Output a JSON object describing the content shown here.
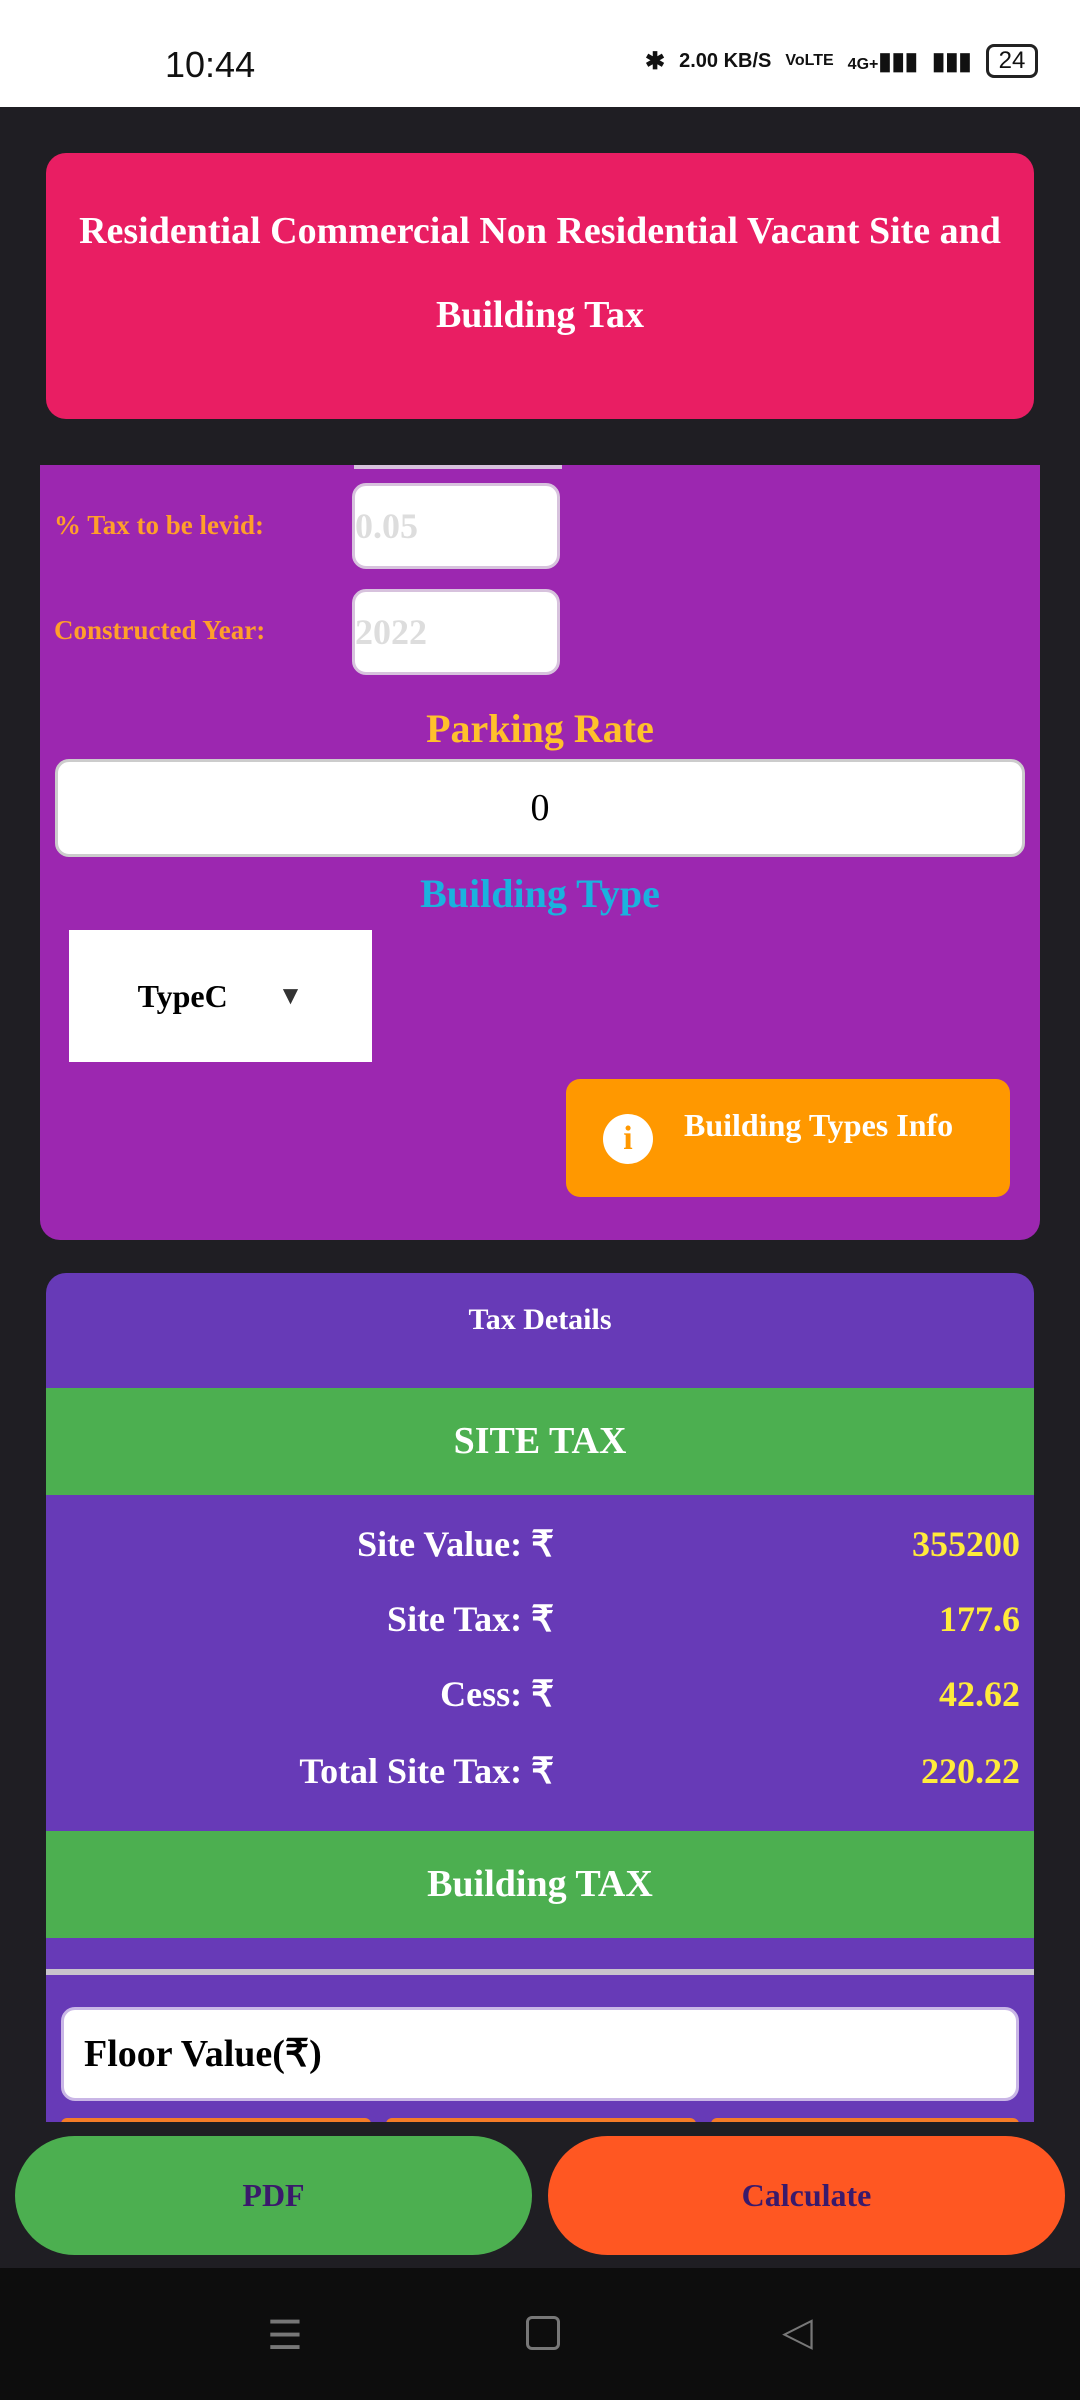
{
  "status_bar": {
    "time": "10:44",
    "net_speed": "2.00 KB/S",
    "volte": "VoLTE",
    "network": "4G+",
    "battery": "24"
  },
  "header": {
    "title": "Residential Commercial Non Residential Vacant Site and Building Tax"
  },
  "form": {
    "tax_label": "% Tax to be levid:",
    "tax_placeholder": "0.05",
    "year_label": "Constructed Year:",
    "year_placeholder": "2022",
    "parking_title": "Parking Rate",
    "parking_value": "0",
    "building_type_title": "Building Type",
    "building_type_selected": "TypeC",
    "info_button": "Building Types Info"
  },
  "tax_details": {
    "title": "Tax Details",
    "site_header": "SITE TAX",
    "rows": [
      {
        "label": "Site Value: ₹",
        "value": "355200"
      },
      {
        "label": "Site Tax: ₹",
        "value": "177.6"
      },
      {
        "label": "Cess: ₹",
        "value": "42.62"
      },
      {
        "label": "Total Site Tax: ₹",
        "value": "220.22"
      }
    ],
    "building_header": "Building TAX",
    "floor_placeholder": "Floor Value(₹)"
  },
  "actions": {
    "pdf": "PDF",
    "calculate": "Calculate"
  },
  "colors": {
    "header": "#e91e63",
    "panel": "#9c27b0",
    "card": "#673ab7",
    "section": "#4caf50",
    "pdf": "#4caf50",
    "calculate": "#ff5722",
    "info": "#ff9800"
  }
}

WORK TO BE COMPLETED
Leave out the pictures and copy everything else in the records word for word.

PROBLEM SOLUTION
Output a JSON object describing the content shown here.
{
  "status_bar": {
    "time": "10:44",
    "net_speed": "2.00 KB/S",
    "volte": "VoLTE",
    "network": "4G+",
    "battery": "24"
  },
  "header": {
    "title": "Residential Commercial Non Residential Vacant Site and Building Tax"
  },
  "form": {
    "tax_label": "% Tax to be levid:",
    "tax_placeholder": "0.05",
    "year_label": "Constructed Year:",
    "year_placeholder": "2022",
    "parking_title": "Parking Rate",
    "parking_value": "0",
    "building_type_title": "Building Type",
    "building_type_selected": "TypeC",
    "info_button": "Building Types Info"
  },
  "tax_details": {
    "title": "Tax Details",
    "site_header": "SITE TAX",
    "rows": [
      {
        "label": "Site Value: ₹",
        "value": "355200"
      },
      {
        "label": "Site Tax: ₹",
        "value": "177.6"
      },
      {
        "label": "Cess: ₹",
        "value": "42.62"
      },
      {
        "label": "Total Site Tax: ₹",
        "value": "220.22"
      }
    ],
    "building_header": "Building TAX",
    "floor_placeholder": "Floor Value(₹)"
  },
  "actions": {
    "pdf": "PDF",
    "calculate": "Calculate"
  },
  "colors": {
    "header": "#e91e63",
    "panel": "#9c27b0",
    "card": "#673ab7",
    "section": "#4caf50",
    "pdf": "#4caf50",
    "calculate": "#ff5722",
    "info": "#ff9800"
  }
}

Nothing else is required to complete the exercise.